▶ [EXERCISE DIRECTIONS] Can you copy every one of the rows below word for word, leaving the pictures out of your copy?
※ ※ ※
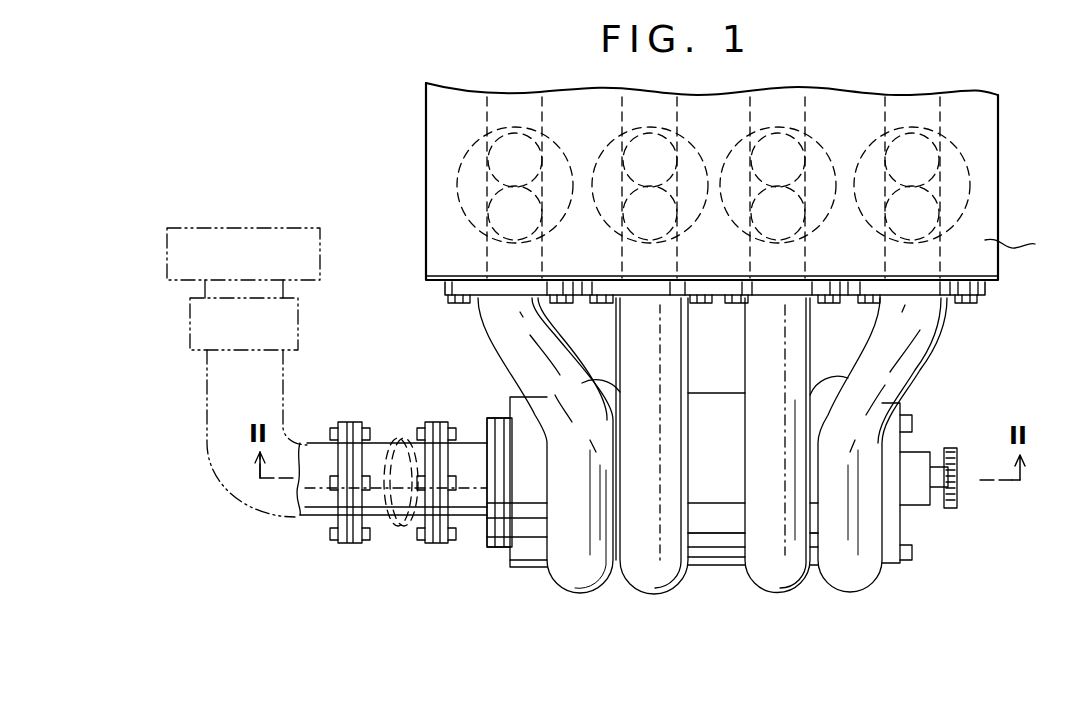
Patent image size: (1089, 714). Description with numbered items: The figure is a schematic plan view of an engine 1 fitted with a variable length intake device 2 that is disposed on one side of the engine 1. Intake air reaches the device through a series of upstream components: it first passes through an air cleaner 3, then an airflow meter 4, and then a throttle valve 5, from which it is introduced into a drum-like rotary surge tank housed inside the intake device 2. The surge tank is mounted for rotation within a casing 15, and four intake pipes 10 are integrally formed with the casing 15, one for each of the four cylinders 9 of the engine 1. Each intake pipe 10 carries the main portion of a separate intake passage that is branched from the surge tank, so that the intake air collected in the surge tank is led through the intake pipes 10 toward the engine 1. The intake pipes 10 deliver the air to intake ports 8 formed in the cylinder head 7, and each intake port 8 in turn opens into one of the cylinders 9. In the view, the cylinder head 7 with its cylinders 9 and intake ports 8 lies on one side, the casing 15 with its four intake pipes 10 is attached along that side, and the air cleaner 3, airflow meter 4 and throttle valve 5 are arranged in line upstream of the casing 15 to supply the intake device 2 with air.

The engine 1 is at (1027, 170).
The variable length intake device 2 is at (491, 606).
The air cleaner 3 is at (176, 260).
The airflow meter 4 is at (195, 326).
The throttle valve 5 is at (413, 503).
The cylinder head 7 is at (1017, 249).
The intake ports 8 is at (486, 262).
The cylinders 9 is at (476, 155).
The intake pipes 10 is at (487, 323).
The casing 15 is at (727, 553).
※ ※ ※
▶ [SOLUTION FOR THIS EXERCISE]
Patent image size: (1089, 714). Description with numbered items: The figure is a schematic plan view of an engine 1 fitted with a variable length intake device 2 that is disposed on one side of the engine 1. Intake air reaches the device through a series of upstream components: it first passes through an air cleaner 3, then an airflow meter 4, and then a throttle valve 5, from which it is introduced into a drum-like rotary surge tank housed inside the intake device 2. The surge tank is mounted for rotation within a casing 15, and four intake pipes 10 are integrally formed with the casing 15, one for each of the four cylinders 9 of the engine 1. Each intake pipe 10 carries the main portion of a separate intake passage that is branched from the surge tank, so that the intake air collected in the surge tank is led through the intake pipes 10 toward the engine 1. The intake pipes 10 deliver the air to intake ports 8 formed in the cylinder head 7, and each intake port 8 in turn opens into one of the cylinders 9. In the view, the cylinder head 7 with its cylinders 9 and intake ports 8 lies on one side, the casing 15 with its four intake pipes 10 is attached along that side, and the air cleaner 3, airflow meter 4 and throttle valve 5 are arranged in line upstream of the casing 15 to supply the intake device 2 with air.

The engine 1 is at (1027, 170).
The variable length intake device 2 is at (491, 606).
The air cleaner 3 is at (176, 260).
The airflow meter 4 is at (195, 326).
The throttle valve 5 is at (413, 503).
The cylinder head 7 is at (1017, 249).
The intake ports 8 is at (486, 262).
The cylinders 9 is at (476, 155).
The intake pipes 10 is at (487, 323).
The casing 15 is at (727, 553).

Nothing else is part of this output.